Please restate the following records word for word.

--------------------------------

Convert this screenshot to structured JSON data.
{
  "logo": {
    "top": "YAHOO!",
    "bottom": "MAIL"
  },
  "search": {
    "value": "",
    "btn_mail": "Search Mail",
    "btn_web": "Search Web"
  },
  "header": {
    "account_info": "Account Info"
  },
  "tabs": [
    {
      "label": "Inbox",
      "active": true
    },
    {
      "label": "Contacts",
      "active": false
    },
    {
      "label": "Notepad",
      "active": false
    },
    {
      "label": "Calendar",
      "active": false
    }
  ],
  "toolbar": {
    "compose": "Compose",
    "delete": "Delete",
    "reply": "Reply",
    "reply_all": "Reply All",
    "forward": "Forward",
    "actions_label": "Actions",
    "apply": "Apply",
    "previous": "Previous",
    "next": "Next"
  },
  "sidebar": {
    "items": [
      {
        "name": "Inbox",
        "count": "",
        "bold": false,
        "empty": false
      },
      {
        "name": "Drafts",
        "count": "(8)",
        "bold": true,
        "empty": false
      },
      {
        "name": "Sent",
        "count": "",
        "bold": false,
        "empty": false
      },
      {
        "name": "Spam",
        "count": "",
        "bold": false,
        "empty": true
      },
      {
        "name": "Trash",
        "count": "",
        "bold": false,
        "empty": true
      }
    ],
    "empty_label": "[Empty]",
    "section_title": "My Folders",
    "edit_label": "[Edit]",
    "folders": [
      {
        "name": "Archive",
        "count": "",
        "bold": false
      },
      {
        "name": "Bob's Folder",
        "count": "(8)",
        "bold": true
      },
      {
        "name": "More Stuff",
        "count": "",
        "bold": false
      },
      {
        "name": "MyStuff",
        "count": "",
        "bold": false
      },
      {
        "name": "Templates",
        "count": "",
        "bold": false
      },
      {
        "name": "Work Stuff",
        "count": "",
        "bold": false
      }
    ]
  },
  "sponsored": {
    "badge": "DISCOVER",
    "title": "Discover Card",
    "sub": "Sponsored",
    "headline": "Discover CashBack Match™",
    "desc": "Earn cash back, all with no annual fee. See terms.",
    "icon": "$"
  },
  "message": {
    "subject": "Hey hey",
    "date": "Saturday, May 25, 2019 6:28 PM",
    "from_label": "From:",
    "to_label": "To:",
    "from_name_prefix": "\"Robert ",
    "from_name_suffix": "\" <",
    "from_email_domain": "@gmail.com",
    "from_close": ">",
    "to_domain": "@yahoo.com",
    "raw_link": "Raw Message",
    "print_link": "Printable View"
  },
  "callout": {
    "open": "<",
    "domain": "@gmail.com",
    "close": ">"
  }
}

--------------------------------

### SOLUTION FOR THIS PROBLEM
Convert this screenshot to structured JSON data.
{
  "logo": {
    "top": "YAHOO!",
    "bottom": "MAIL"
  },
  "search": {
    "value": "",
    "btn_mail": "Search Mail",
    "btn_web": "Search Web"
  },
  "header": {
    "account_info": "Account Info"
  },
  "tabs": [
    {
      "label": "Inbox",
      "active": true
    },
    {
      "label": "Contacts",
      "active": false
    },
    {
      "label": "Notepad",
      "active": false
    },
    {
      "label": "Calendar",
      "active": false
    }
  ],
  "toolbar": {
    "compose": "Compose",
    "delete": "Delete",
    "reply": "Reply",
    "reply_all": "Reply All",
    "forward": "Forward",
    "actions_label": "Actions",
    "apply": "Apply",
    "previous": "Previous",
    "next": "Next"
  },
  "sidebar": {
    "items": [
      {
        "name": "Inbox",
        "count": "",
        "bold": false,
        "empty": false
      },
      {
        "name": "Drafts",
        "count": "(8)",
        "bold": true,
        "empty": false
      },
      {
        "name": "Sent",
        "count": "",
        "bold": false,
        "empty": false
      },
      {
        "name": "Spam",
        "count": "",
        "bold": false,
        "empty": true
      },
      {
        "name": "Trash",
        "count": "",
        "bold": false,
        "empty": true
      }
    ],
    "empty_label": "[Empty]",
    "section_title": "My Folders",
    "edit_label": "[Edit]",
    "folders": [
      {
        "name": "Archive",
        "count": "",
        "bold": false
      },
      {
        "name": "Bob's Folder",
        "count": "(8)",
        "bold": true
      },
      {
        "name": "More Stuff",
        "count": "",
        "bold": false
      },
      {
        "name": "MyStuff",
        "count": "",
        "bold": false
      },
      {
        "name": "Templates",
        "count": "",
        "bold": false
      },
      {
        "name": "Work Stuff",
        "count": "",
        "bold": false
      }
    ]
  },
  "sponsored": {
    "badge": "DISCOVER",
    "title": "Discover Card",
    "sub": "Sponsored",
    "headline": "Discover CashBack Match™",
    "desc": "Earn cash back, all with no annual fee. See terms.",
    "icon": "$"
  },
  "message": {
    "subject": "Hey hey",
    "date": "Saturday, May 25, 2019 6:28 PM",
    "from_label": "From:",
    "to_label": "To:",
    "from_name_prefix": "\"Robert ",
    "from_name_suffix": "\" <",
    "from_email_domain": "@gmail.com",
    "from_close": ">",
    "to_domain": "@yahoo.com",
    "raw_link": "Raw Message",
    "print_link": "Printable View"
  },
  "callout": {
    "open": "<",
    "domain": "@gmail.com",
    "close": ">"
  }
}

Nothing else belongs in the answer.